Saved data entries:
-*-
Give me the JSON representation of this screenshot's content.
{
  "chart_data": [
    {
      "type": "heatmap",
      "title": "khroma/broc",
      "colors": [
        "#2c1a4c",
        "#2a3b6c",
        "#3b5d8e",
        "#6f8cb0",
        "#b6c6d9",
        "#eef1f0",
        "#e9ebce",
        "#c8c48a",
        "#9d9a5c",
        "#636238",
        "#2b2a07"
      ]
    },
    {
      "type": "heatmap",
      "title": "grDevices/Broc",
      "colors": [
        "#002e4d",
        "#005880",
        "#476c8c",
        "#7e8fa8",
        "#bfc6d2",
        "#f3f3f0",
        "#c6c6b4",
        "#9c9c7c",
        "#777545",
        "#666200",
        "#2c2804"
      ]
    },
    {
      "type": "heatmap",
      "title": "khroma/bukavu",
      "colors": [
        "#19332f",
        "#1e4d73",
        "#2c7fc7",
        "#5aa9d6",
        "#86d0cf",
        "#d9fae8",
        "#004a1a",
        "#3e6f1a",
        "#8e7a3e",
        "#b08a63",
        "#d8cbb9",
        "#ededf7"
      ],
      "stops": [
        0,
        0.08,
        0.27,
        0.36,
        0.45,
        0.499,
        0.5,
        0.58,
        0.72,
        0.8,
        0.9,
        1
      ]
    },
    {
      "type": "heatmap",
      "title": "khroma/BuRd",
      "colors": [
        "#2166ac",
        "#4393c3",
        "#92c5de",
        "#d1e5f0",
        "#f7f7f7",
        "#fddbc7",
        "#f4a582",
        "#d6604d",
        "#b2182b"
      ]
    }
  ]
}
-*-
Search the listing for the word "title" and return each line that holds it.

Task solution.
      "title": "khroma/broc",
      "title": "grDevices/Broc",
      "title": "khroma/bukavu",
      "title": "khroma/BuRd",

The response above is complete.